=== Records for this exercise ===

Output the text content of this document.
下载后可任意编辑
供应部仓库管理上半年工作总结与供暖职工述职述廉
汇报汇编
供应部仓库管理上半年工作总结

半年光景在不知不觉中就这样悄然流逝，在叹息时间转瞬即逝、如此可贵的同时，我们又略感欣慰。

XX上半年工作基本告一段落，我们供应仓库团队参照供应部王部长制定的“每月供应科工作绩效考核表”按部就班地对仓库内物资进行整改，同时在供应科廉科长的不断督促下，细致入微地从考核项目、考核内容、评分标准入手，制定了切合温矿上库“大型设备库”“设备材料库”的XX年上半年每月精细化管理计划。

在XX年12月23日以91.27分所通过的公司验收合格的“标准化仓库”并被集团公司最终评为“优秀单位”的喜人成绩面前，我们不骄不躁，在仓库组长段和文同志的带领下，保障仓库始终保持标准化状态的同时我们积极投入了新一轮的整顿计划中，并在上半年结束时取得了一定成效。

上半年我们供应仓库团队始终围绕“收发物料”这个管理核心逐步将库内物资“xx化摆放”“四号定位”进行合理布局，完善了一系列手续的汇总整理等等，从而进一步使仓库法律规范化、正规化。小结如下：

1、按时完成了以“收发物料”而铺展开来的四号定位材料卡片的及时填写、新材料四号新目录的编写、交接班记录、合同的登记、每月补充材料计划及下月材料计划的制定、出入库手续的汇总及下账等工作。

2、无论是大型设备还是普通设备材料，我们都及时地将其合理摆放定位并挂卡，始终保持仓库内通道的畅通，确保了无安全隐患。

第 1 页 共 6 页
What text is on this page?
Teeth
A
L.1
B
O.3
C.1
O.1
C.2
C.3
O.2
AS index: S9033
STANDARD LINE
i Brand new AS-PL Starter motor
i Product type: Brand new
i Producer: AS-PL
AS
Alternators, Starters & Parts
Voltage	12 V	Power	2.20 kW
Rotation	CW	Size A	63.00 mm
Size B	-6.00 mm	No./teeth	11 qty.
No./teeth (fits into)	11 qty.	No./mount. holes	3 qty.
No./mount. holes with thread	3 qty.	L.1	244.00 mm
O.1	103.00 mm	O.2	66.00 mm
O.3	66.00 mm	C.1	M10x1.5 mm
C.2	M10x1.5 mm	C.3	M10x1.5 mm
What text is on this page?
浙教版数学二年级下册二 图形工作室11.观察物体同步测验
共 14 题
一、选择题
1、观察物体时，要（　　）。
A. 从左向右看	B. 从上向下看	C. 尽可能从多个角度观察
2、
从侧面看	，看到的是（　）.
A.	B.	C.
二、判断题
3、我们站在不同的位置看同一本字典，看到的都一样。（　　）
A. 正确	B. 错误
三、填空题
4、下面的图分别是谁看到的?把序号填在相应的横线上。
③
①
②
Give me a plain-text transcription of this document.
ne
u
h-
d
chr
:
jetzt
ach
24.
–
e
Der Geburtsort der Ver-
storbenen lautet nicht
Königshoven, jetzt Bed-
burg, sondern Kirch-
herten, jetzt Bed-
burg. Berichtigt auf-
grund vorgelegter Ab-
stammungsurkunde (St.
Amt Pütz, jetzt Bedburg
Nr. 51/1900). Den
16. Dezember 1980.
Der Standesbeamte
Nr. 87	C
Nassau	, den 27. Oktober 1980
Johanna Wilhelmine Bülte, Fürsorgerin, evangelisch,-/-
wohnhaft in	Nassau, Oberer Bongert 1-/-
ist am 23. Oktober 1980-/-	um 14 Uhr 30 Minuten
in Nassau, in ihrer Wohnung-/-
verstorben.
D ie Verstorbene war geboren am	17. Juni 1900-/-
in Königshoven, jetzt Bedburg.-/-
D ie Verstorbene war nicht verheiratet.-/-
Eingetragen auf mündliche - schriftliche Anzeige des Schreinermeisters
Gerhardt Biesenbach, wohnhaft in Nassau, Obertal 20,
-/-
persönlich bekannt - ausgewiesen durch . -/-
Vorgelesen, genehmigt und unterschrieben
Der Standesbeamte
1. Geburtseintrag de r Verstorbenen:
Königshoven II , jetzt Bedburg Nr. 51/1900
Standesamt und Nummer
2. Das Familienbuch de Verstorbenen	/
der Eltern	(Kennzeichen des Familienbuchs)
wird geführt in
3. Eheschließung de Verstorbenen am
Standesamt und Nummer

===

Count every line of the records that holds the string "Size". Write only the total.

*Exercise result*.
2